→ DIRECTIONS: Lay out everything in the data from the line containing "plot-area [633,108,1028,495]" down to the line containing "series-15-picard-stabilized-point [777,213,783,219]" as a Markdown table with two columns, Row and Entry, skipping any blank lines.

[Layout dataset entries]
- - - - -

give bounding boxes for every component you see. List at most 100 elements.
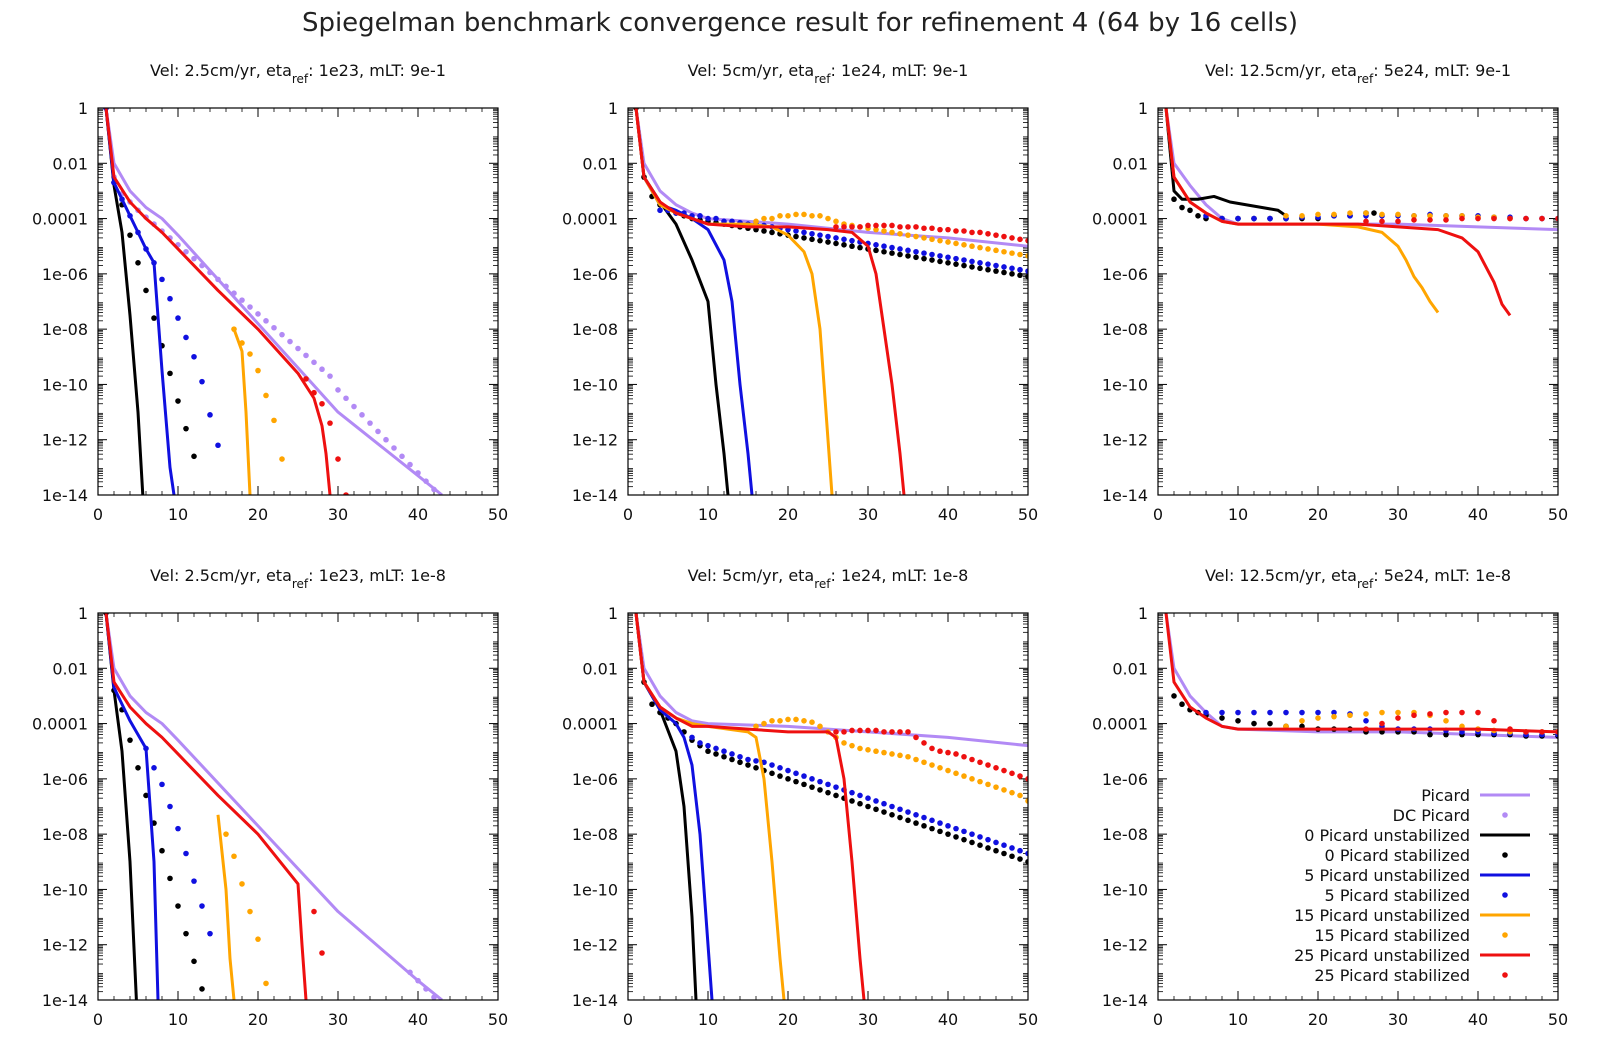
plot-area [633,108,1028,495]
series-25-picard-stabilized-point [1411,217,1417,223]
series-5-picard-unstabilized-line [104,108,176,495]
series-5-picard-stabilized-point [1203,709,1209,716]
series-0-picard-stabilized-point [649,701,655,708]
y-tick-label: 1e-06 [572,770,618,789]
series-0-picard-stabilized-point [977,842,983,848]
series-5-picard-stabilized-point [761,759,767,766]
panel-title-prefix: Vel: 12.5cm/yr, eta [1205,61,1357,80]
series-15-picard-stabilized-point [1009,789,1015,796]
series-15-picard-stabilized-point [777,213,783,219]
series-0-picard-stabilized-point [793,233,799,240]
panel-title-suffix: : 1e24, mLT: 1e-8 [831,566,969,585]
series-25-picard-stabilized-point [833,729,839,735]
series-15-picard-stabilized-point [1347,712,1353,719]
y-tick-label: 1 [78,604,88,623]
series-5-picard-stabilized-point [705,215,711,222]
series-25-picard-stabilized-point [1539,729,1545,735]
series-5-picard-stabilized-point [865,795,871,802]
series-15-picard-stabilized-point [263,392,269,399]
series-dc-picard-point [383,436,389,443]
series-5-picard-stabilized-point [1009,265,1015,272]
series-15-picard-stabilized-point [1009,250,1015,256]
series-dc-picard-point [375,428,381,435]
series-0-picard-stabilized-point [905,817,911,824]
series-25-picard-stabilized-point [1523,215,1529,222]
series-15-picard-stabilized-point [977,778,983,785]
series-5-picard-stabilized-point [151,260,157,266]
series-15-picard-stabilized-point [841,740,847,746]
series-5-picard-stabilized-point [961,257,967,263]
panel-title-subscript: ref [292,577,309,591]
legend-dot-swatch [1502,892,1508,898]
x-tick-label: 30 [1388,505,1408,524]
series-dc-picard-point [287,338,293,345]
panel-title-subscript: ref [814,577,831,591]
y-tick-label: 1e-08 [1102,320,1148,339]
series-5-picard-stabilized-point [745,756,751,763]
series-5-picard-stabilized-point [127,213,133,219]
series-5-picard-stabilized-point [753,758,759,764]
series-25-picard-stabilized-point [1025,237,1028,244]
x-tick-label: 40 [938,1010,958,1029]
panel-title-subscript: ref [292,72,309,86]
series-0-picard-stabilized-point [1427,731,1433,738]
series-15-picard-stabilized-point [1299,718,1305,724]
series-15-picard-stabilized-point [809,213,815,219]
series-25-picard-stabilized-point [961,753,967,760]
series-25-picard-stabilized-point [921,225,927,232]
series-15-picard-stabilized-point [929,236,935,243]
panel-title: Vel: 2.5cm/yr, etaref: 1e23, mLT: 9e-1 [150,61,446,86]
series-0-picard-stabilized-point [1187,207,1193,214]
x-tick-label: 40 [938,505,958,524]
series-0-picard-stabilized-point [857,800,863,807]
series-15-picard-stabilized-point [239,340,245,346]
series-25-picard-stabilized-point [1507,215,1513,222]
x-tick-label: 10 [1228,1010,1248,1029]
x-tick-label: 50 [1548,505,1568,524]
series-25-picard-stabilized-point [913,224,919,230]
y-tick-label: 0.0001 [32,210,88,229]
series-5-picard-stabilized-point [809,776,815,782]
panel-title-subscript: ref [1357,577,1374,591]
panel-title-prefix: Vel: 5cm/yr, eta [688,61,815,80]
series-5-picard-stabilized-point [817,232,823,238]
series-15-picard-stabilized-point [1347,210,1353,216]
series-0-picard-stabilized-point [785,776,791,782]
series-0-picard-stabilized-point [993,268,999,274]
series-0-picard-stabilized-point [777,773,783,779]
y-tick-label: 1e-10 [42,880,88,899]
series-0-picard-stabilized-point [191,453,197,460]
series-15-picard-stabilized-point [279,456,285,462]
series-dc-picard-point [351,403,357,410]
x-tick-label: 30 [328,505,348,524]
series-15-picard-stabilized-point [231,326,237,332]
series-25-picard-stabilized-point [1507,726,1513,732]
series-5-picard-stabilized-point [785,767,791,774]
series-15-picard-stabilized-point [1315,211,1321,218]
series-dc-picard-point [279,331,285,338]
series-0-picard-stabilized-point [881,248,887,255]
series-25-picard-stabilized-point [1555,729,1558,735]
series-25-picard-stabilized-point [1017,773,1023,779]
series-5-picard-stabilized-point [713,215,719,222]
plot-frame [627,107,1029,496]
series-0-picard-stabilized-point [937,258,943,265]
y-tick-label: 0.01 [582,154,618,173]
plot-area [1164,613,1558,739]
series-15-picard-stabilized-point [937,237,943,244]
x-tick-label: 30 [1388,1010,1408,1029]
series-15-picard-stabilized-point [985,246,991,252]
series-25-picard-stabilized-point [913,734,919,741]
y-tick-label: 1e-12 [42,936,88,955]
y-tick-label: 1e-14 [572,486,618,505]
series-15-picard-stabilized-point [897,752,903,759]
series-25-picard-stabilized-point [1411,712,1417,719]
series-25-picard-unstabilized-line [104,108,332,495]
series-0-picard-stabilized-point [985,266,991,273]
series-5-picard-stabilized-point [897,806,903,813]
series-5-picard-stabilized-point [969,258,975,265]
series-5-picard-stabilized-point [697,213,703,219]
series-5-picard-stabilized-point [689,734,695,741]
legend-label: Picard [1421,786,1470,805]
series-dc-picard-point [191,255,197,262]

- - - - -

→ RESULT OF THE EXERCISE:
| Row | Entry |
|---|---|
| 1 | plot-area [633,108,1028,495] |
| 2 | series-25-picard-stabilized-point [1411,217,1417,223] |
| 3 | series-5-picard-unstabilized-line [104,108,176,495] |
| 4 | series-5-picard-stabilized-point [1203,709,1209,716] |
| 5 | series-0-picard-stabilized-point [649,701,655,708] |
| 6 | y-tick-label: 1e-06 [572,770,618,789] |
| 7 | series-0-picard-stabilized-point [977,842,983,848] |
| 8 | series-5-picard-stabilized-point [761,759,767,766] |
| 9 | panel-title-prefix: Vel: 12.5cm/yr, eta [1205,61,1357,80] |
| 10 | series-15-picard-stabilized-point [1009,789,1015,796] |
| 11 | series-15-picard-stabilized-point [777,213,783,219] |